— Challenge —
Copy each line of the entries that contains the word "Notifiers".

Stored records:

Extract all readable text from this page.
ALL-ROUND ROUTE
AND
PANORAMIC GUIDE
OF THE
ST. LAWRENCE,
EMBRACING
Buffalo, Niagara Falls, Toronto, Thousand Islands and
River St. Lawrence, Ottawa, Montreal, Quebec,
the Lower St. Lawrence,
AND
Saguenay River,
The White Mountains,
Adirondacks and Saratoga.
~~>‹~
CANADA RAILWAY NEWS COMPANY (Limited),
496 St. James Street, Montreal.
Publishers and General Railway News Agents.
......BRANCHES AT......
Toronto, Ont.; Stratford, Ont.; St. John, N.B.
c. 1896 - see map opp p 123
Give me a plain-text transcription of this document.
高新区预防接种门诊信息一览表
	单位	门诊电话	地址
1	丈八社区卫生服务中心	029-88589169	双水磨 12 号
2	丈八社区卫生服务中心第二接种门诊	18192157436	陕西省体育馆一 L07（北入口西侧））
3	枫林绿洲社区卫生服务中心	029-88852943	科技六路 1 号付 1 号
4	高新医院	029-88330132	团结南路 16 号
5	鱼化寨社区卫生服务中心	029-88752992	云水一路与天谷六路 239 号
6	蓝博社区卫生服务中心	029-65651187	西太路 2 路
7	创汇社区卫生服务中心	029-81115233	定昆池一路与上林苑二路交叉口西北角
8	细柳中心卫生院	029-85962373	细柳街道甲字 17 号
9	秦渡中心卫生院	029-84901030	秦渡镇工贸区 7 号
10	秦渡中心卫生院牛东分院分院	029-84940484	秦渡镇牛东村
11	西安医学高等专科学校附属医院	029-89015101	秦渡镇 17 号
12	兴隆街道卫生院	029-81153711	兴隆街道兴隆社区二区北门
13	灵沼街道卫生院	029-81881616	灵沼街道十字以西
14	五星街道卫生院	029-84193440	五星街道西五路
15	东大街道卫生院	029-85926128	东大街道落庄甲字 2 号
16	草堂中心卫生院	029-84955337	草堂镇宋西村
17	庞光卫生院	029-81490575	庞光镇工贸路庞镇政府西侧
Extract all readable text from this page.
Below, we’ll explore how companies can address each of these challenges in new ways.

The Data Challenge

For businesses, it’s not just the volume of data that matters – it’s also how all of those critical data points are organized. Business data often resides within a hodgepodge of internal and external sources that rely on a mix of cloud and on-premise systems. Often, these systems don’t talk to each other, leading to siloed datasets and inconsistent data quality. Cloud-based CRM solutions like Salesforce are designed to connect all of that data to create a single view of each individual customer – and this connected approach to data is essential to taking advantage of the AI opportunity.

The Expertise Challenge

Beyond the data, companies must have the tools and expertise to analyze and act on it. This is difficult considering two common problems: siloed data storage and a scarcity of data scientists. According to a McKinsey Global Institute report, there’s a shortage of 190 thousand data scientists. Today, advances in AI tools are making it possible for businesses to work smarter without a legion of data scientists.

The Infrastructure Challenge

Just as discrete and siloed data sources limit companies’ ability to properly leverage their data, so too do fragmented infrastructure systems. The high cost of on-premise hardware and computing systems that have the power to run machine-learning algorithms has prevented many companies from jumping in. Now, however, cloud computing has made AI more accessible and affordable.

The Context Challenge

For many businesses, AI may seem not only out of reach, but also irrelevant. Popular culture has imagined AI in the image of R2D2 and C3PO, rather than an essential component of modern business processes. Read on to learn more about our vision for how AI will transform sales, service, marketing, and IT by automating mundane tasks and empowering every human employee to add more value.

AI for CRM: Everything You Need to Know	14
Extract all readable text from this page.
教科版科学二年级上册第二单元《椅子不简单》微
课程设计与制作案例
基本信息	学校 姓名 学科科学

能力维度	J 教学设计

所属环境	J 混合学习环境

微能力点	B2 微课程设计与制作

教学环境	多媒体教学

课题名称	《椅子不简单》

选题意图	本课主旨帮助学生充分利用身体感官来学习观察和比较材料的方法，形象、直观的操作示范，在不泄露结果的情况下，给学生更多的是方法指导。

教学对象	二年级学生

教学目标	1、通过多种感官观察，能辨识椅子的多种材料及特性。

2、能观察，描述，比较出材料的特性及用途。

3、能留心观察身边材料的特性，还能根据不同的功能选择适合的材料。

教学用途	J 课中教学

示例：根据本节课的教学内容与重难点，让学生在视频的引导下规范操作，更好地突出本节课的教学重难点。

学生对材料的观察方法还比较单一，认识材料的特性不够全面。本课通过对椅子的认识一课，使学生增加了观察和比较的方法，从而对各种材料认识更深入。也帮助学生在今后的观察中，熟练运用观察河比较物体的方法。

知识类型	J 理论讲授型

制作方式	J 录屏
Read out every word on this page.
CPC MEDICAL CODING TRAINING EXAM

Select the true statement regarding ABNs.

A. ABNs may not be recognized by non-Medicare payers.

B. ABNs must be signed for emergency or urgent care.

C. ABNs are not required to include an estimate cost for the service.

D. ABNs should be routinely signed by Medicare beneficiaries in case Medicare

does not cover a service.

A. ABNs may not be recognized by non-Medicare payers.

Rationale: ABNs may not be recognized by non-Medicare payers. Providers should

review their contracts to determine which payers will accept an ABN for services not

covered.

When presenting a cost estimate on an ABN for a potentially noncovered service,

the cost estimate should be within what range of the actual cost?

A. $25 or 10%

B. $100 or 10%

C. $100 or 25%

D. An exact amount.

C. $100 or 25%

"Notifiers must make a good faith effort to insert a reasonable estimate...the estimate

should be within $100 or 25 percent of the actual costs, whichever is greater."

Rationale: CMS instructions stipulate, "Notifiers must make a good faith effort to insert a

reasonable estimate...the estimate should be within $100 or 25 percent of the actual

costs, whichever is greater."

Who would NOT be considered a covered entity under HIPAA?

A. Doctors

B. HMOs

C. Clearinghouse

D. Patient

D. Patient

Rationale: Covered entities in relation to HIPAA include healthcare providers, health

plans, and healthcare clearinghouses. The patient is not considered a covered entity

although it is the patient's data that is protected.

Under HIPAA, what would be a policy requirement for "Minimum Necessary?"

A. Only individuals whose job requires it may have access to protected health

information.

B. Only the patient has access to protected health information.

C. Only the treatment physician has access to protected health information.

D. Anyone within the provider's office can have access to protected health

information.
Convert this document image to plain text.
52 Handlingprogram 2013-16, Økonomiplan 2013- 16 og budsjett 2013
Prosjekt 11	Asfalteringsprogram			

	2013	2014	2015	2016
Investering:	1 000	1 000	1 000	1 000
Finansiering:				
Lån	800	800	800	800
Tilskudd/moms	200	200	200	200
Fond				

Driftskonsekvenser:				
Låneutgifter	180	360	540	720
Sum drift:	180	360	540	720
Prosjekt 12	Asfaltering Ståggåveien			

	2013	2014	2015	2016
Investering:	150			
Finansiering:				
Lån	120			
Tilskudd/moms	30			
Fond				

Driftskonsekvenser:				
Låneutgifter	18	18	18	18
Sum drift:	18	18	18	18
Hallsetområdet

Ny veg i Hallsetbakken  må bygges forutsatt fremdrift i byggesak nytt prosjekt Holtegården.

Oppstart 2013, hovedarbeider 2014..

— Result of the exercise —
"Notifiers must make a good faith effort to insert a reasonable estimate...the estimate
Rationale: CMS instructions stipulate, "Notifiers must make a good faith effort to insert a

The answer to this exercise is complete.